▶ _Aim_
Using the data below, copy each line that includes the word "Paint".

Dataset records
+ + + + +
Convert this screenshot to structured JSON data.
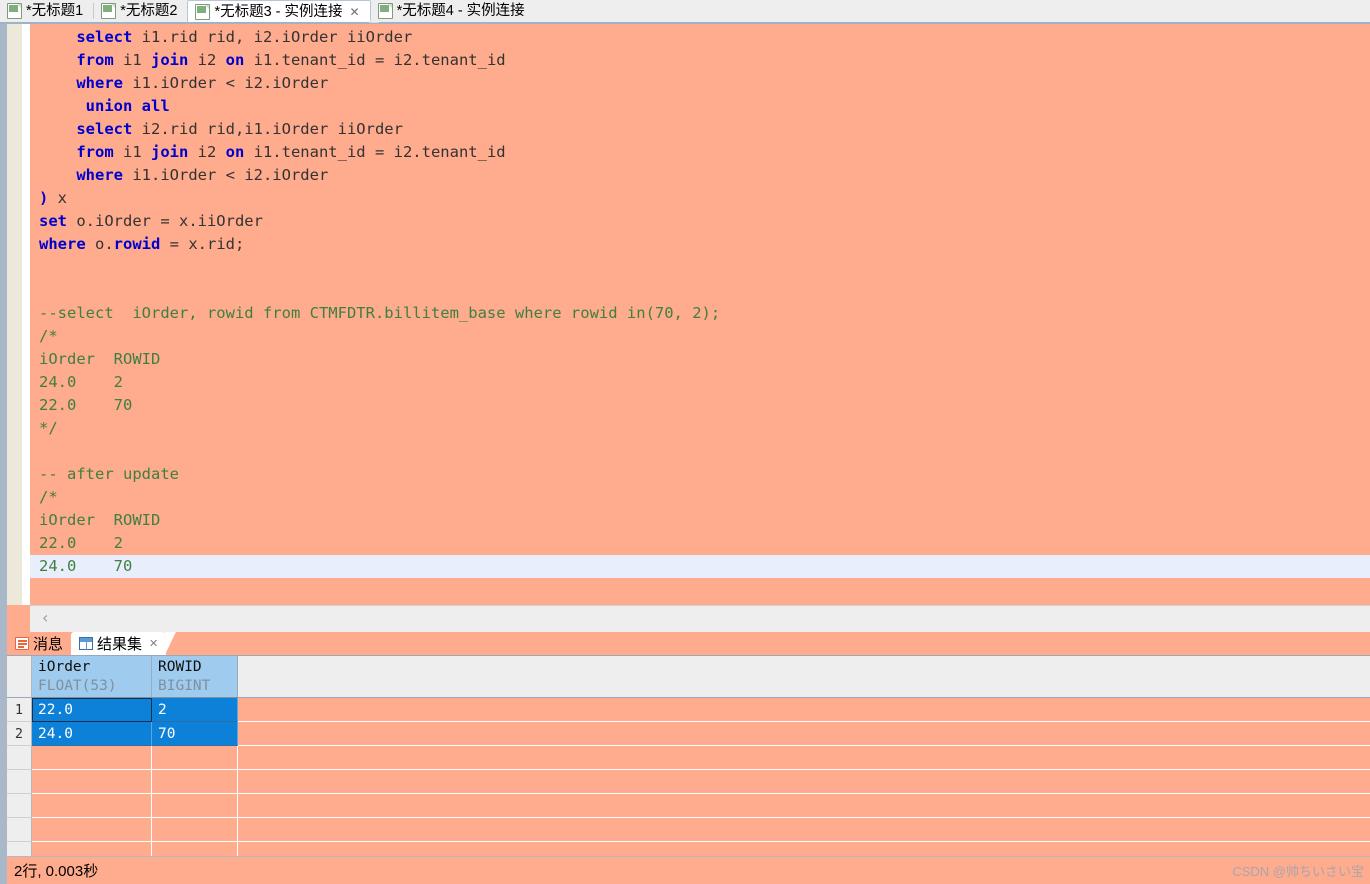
{
  "window": {
    "tabs": [
      {
        "label": "*无标题1",
        "icon": "sql-file-icon",
        "active": false,
        "closable": false
      },
      {
        "label": "*无标题2",
        "icon": "sql-file-icon",
        "active": false,
        "closable": false
      },
      {
        "label": "*无标题3 - 实例连接",
        "icon": "sql-file-icon",
        "active": true,
        "closable": true,
        "close_glyph": "✕"
      },
      {
        "label": "*无标题4 - 实例连接",
        "icon": "sql-file-icon",
        "active": false,
        "closable": false
      }
    ]
  },
  "editor": {
    "scroll_left_chevron": "‹",
    "lines": [
      {
        "indent": "    ",
        "tokens": [
          {
            "t": "kw",
            "v": "select"
          },
          {
            "t": "pl",
            "v": " i1.rid rid, i2.iOrder iiOrder"
          }
        ]
      },
      {
        "indent": "    ",
        "tokens": [
          {
            "t": "kw",
            "v": "from"
          },
          {
            "t": "pl",
            "v": " i1 "
          },
          {
            "t": "kw",
            "v": "join"
          },
          {
            "t": "pl",
            "v": " i2 "
          },
          {
            "t": "kw",
            "v": "on"
          },
          {
            "t": "pl",
            "v": " i1.tenant_id = i2.tenant_id"
          }
        ]
      },
      {
        "indent": "    ",
        "tokens": [
          {
            "t": "kw",
            "v": "where"
          },
          {
            "t": "pl",
            "v": " i1.iOrder < i2.iOrder"
          }
        ]
      },
      {
        "indent": "     ",
        "tokens": [
          {
            "t": "kw",
            "v": "union all"
          }
        ]
      },
      {
        "indent": "    ",
        "tokens": [
          {
            "t": "kw",
            "v": "select"
          },
          {
            "t": "pl",
            "v": " i2.rid rid,i1.iOrder iiOrder"
          }
        ]
      },
      {
        "indent": "    ",
        "tokens": [
          {
            "t": "kw",
            "v": "from"
          },
          {
            "t": "pl",
            "v": " i1 "
          },
          {
            "t": "kw",
            "v": "join"
          },
          {
            "t": "pl",
            "v": " i2 "
          },
          {
            "t": "kw",
            "v": "on"
          },
          {
            "t": "pl",
            "v": " i1.tenant_id = i2.tenant_id"
          }
        ]
      },
      {
        "indent": "    ",
        "tokens": [
          {
            "t": "kw",
            "v": "where"
          },
          {
            "t": "pl",
            "v": " i1.iOrder < i2.iOrder"
          }
        ]
      },
      {
        "indent": "",
        "tokens": [
          {
            "t": "kw",
            "v": ")"
          },
          {
            "t": "pl",
            "v": " x"
          }
        ]
      },
      {
        "indent": "",
        "tokens": [
          {
            "t": "kw",
            "v": "set"
          },
          {
            "t": "pl",
            "v": " o.iOrder = x.iiOrder"
          }
        ]
      },
      {
        "indent": "",
        "tokens": [
          {
            "t": "kw",
            "v": "where"
          },
          {
            "t": "pl",
            "v": " o."
          },
          {
            "t": "kw",
            "v": "rowid"
          },
          {
            "t": "pl",
            "v": " = x.rid;"
          }
        ]
      },
      {
        "indent": "",
        "tokens": []
      },
      {
        "indent": "",
        "tokens": []
      },
      {
        "indent": "",
        "tokens": [
          {
            "t": "cm",
            "v": "--select  iOrder, rowid from CTMFDTR.billitem_base where rowid in(70, 2);"
          }
        ]
      },
      {
        "indent": "",
        "tokens": [
          {
            "t": "cm",
            "v": "/*"
          }
        ]
      },
      {
        "indent": "",
        "tokens": [
          {
            "t": "cm",
            "v": "iOrder  ROWID"
          }
        ]
      },
      {
        "indent": "",
        "tokens": [
          {
            "t": "cm",
            "v": "24.0    2"
          }
        ]
      },
      {
        "indent": "",
        "tokens": [
          {
            "t": "cm",
            "v": "22.0    70"
          }
        ]
      },
      {
        "indent": "",
        "tokens": [
          {
            "t": "cm",
            "v": "*/"
          }
        ]
      },
      {
        "indent": "",
        "tokens": []
      },
      {
        "indent": "",
        "tokens": [
          {
            "t": "cm",
            "v": "-- after update"
          }
        ]
      },
      {
        "indent": "",
        "tokens": [
          {
            "t": "cm",
            "v": "/*"
          }
        ]
      },
      {
        "indent": "",
        "tokens": [
          {
            "t": "cm",
            "v": "iOrder  ROWID"
          }
        ]
      },
      {
        "indent": "",
        "tokens": [
          {
            "t": "cm",
            "v": "22.0    2"
          }
        ]
      },
      {
        "indent": "",
        "tokens": [
          {
            "t": "cm",
            "v": "24.0    70"
          }
        ],
        "current": true
      }
    ]
  },
  "bottom_panel": {
    "tabs": [
      {
        "label": "消息",
        "icon": "messages-icon",
        "active": false,
        "closable": false
      },
      {
        "label": "结果集",
        "icon": "grid-icon",
        "active": true,
        "closable": true,
        "close_glyph": "✕"
      }
    ],
    "result_grid": {
      "columns": [
        {
          "name": "iOrder",
          "type": "FLOAT(53)"
        },
        {
          "name": "ROWID",
          "type": "BIGINT"
        }
      ],
      "rows": [
        {
          "num": "1",
          "cells": [
            "22.0",
            "2"
          ]
        },
        {
          "num": "2",
          "cells": [
            "24.0",
            "70"
          ]
        }
      ],
      "empty_row_count": 5
    }
  },
  "status_bar": {
    "text": "2行, 0.003秒",
    "watermark": "CSDN @帅ちいさい宝"
  }
}
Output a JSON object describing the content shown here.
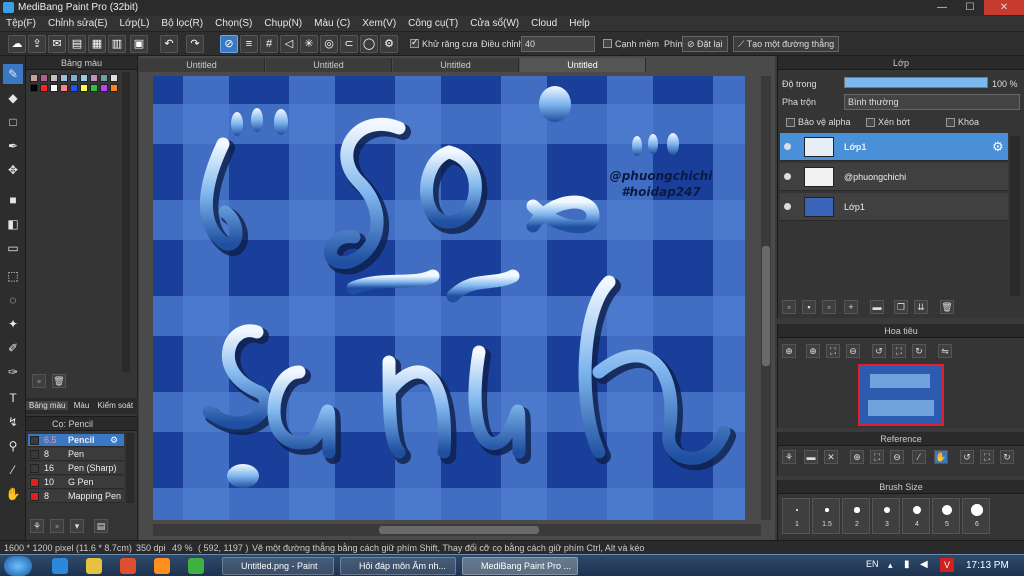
{
  "window": {
    "title": "MediBang Paint Pro (32bit)",
    "minimize": "—",
    "maximize": "☐",
    "close": "✕"
  },
  "menu": [
    "Tệp(F)",
    "Chỉnh sửa(E)",
    "Lớp(L)",
    "Bộ lọc(R)",
    "Chọn(S)",
    "Chụp(N)",
    "Màu (C)",
    "Xem(V)",
    "Công cụ(T)",
    "Cửa sổ(W)",
    "Cloud",
    "Help"
  ],
  "toolbar": {
    "antialias_label": "Khử răng cưa",
    "adjust_label": "Điều chỉnh",
    "adjust_value": "40",
    "soft_edge_label": "Cạnh mềm",
    "key_label": "Phím",
    "reset_label": "Đặt lại",
    "line_label": "Tạo một đường thẳng"
  },
  "tabs": [
    "Untitled",
    "Untitled",
    "Untitled",
    "Untitled"
  ],
  "palette": {
    "title": "Bảng màu",
    "colors": [
      "#c9a0a0",
      "#b06090",
      "#c0c0c0",
      "#a0c0e0",
      "#80b0d0",
      "#90d0e0",
      "#c090c0",
      "#70a0a0",
      "#e0e0e0",
      "#000000",
      "#ff2020",
      "#ffffff",
      "#ff8080",
      "#2050ff",
      "#ffff40",
      "#30c040",
      "#c040ff",
      "#ff8020"
    ],
    "tabs": [
      "Bảng màu",
      "Màu",
      "Kiểm soát c"
    ]
  },
  "brush": {
    "title": "Cọ: Pencil",
    "items": [
      {
        "size": "6.5",
        "name": "Pencil",
        "color": "#3a3a3a"
      },
      {
        "size": "8",
        "name": "Pen",
        "color": "#3a3a3a"
      },
      {
        "size": "16",
        "name": "Pen (Sharp)",
        "color": "#3a3a3a"
      },
      {
        "size": "10",
        "name": "G Pen",
        "color": "#e02020"
      },
      {
        "size": "8",
        "name": "Mapping Pen",
        "color": "#e02020"
      }
    ]
  },
  "layers": {
    "title": "Lớp",
    "opacity_label": "Độ trong",
    "opacity_value": "100 %",
    "opacity_fraction": 1.0,
    "blend_label": "Pha trộn",
    "blend_value": "Bình thường",
    "protect_alpha": "Bảo vệ alpha",
    "clipping": "Xén bớt",
    "lock": "Khóa",
    "items": [
      "Lớp1",
      "@phuongchichi",
      "Lớp1"
    ]
  },
  "navigator": {
    "title": "Hoa tiêu"
  },
  "reference": {
    "title": "Reference"
  },
  "brush_size": {
    "title": "Brush Size",
    "values": [
      "1",
      "1.5",
      "2",
      "3",
      "4",
      "5",
      "6"
    ]
  },
  "artwork": {
    "watermark1": "@phuongchichi",
    "watermark2": "#hoidap247"
  },
  "status": {
    "size": "1600 * 1200 pixel",
    "cm": "(11.6 * 8.7cm)",
    "dpi": "350 dpi",
    "zoom": "49 %",
    "coords": "( 592, 1197 )",
    "hint": "Vẽ một đường thẳng bằng cách giữ phím Shift, Thay đổi cỡ cọ bằng cách giữ phím Ctrl, Alt và kéo"
  },
  "taskbar": {
    "tasks": [
      "Untitled.png - Paint",
      "Hỏi đáp môn Âm nh...",
      "MediBang Paint Pro ..."
    ],
    "lang": "EN",
    "time": "17:13 PM"
  }
}
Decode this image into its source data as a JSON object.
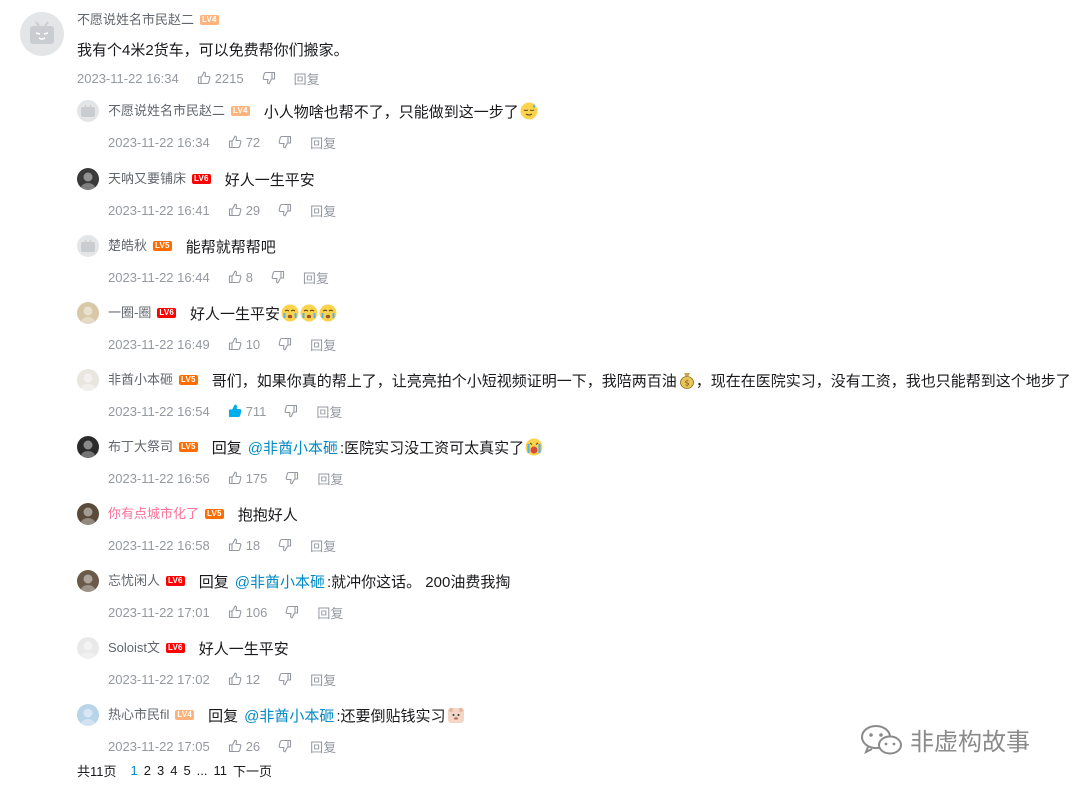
{
  "root": {
    "user": "不愿说姓名市民赵二",
    "level": "LV4",
    "text": "我有个4米2货车，可以免费帮你们搬家。",
    "time": "2023-11-22 16:34",
    "likes": "2215",
    "reply_label": "回复"
  },
  "replies": [
    {
      "user": "不愿说姓名市民赵二",
      "level": "LV4",
      "reply_word": "",
      "at": "",
      "text": "小人物啥也帮不了，只能做到这一步了",
      "time": "2023-11-22 16:34",
      "likes": "72",
      "reply_label": "回复",
      "emoji": "sweat-emoji"
    },
    {
      "user": "天呐又要铺床",
      "level": "LV6",
      "reply_word": "",
      "at": "",
      "text": "好人一生平安",
      "time": "2023-11-22 16:41",
      "likes": "29",
      "reply_label": "回复"
    },
    {
      "user": "楚皓秋",
      "level": "LV5",
      "reply_word": "",
      "at": "",
      "text": "能帮就帮帮吧",
      "time": "2023-11-22 16:44",
      "likes": "8",
      "reply_label": "回复"
    },
    {
      "user": "一圈-圈",
      "level": "LV6",
      "reply_word": "",
      "at": "",
      "text": "好人一生平安",
      "time": "2023-11-22 16:49",
      "likes": "10",
      "reply_label": "回复",
      "emoji": "crying-emoji-x3"
    },
    {
      "user": "非酋小本砸",
      "level": "LV5",
      "reply_word": "",
      "at": "",
      "text": "哥们，如果你真的帮上了，让亮亮拍个小短视频证明一下，我陪两百油",
      "text2": "，现在在医院实习，没有工资，我也只能帮到这个地步了",
      "time": "2023-11-22 16:54",
      "likes": "711",
      "reply_label": "回复",
      "emoji": "money-bag-emoji"
    },
    {
      "user": "布丁大祭司",
      "level": "LV5",
      "reply_word": "回复",
      "at": "@非酋小本砸",
      "text": ":医院实习没工资可太真实了",
      "time": "2023-11-22 16:56",
      "likes": "175",
      "reply_label": "回复",
      "emoji": "wailing-emoji"
    },
    {
      "user": "你有点城市化了",
      "level": "LV5",
      "reply_word": "",
      "at": "",
      "text": "抱抱好人",
      "time": "2023-11-22 16:58",
      "likes": "18",
      "reply_label": "回复"
    },
    {
      "user": "忘忧闲人",
      "level": "LV6",
      "reply_word": "回复",
      "at": "@非酋小本砸",
      "text": ":就冲你这话。 200油费我掏",
      "time": "2023-11-22 17:01",
      "likes": "106",
      "reply_label": "回复"
    },
    {
      "user": "Soloist文",
      "level": "LV6",
      "reply_word": "",
      "at": "",
      "text": "好人一生平安",
      "time": "2023-11-22 17:02",
      "likes": "12",
      "reply_label": "回复"
    },
    {
      "user": "热心市民fil",
      "level": "LV4",
      "reply_word": "回复",
      "at": "@非酋小本砸",
      "text": ":还要倒贴钱实习",
      "time": "2023-11-22 17:05",
      "likes": "26",
      "reply_label": "回复",
      "emoji": "bear-emoji"
    }
  ],
  "pager": {
    "total": "共11页",
    "pages": [
      "1",
      "2",
      "3",
      "4",
      "5",
      "...",
      "11"
    ],
    "current": "1",
    "next": "下一页"
  },
  "watermark": "非虚构故事",
  "colors": {
    "link": "#008ac5",
    "meta": "#9499a0",
    "pink_name": "#fb7299",
    "liked": "#00aeec"
  }
}
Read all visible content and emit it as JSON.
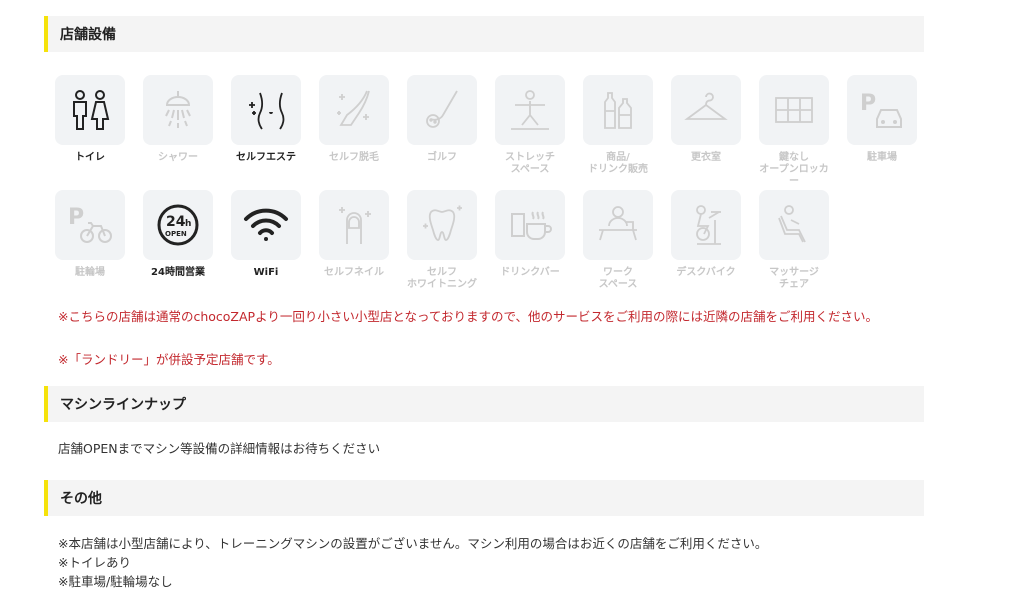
{
  "facilities": {
    "header": "店舗設備",
    "items": [
      {
        "label": "トイレ",
        "icon": "toilet-icon",
        "active": true
      },
      {
        "label": "シャワー",
        "icon": "shower-icon",
        "active": false
      },
      {
        "label": "セルフエステ",
        "icon": "self-esthetic-icon",
        "active": true
      },
      {
        "label": "セルフ脱毛",
        "icon": "self-hair-removal-icon",
        "active": false
      },
      {
        "label": "ゴルフ",
        "icon": "golf-icon",
        "active": false
      },
      {
        "label": "ストレッチ\nスペース",
        "icon": "stretch-space-icon",
        "active": false
      },
      {
        "label": "商品/\nドリンク販売",
        "icon": "drink-sales-icon",
        "active": false
      },
      {
        "label": "更衣室",
        "icon": "changing-room-icon",
        "active": false
      },
      {
        "label": "鍵なし\nオープンロッカー",
        "icon": "open-locker-icon",
        "active": false
      },
      {
        "label": "駐車場",
        "icon": "parking-icon",
        "active": false
      },
      {
        "label": "駐輪場",
        "icon": "bicycle-parking-icon",
        "active": false
      },
      {
        "label": "24時間営業",
        "icon": "open-24h-icon",
        "active": true
      },
      {
        "label": "WiFi",
        "icon": "wifi-icon",
        "active": true
      },
      {
        "label": "セルフネイル",
        "icon": "self-nail-icon",
        "active": false
      },
      {
        "label": "セルフ\nホワイトニング",
        "icon": "self-whitening-icon",
        "active": false
      },
      {
        "label": "ドリンクバー",
        "icon": "drink-bar-icon",
        "active": false
      },
      {
        "label": "ワーク\nスペース",
        "icon": "work-space-icon",
        "active": false
      },
      {
        "label": "デスクバイク",
        "icon": "desk-bike-icon",
        "active": false
      },
      {
        "label": "マッサージ\nチェア",
        "icon": "massage-chair-icon",
        "active": false
      }
    ],
    "notes": [
      "※こちらの店舗は通常のchocoZAPより一回り小さい小型店となっておりますので、他のサービスをご利用の際には近隣の店舗をご利用ください。",
      "※「ランドリー」が併設予定店舗です。"
    ]
  },
  "machines": {
    "header": "マシンラインナップ",
    "text": "店舗OPENまでマシン等設備の詳細情報はお待ちください"
  },
  "other": {
    "header": "その他",
    "notes": [
      "※本店舗は小型店舗により、トレーニングマシンの設置がございません。マシン利用の場合はお近くの店舗をご利用ください。",
      "※トイレあり",
      "※駐車場/駐輪場なし"
    ]
  },
  "colors": {
    "accent_bar": "#f5e20b",
    "header_bg": "#f4f4f4",
    "tile_bg": "#f1f3f5",
    "active_icon": "#222222",
    "inactive_icon": "#cfcfcf",
    "note_red": "#c3282e"
  }
}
+ + + + +
▶ _Response below_
    "title": "MediBang Paint Pro (32bit)",
      "Untitled.png - Paint",
      "MediBang Paint Pro ..."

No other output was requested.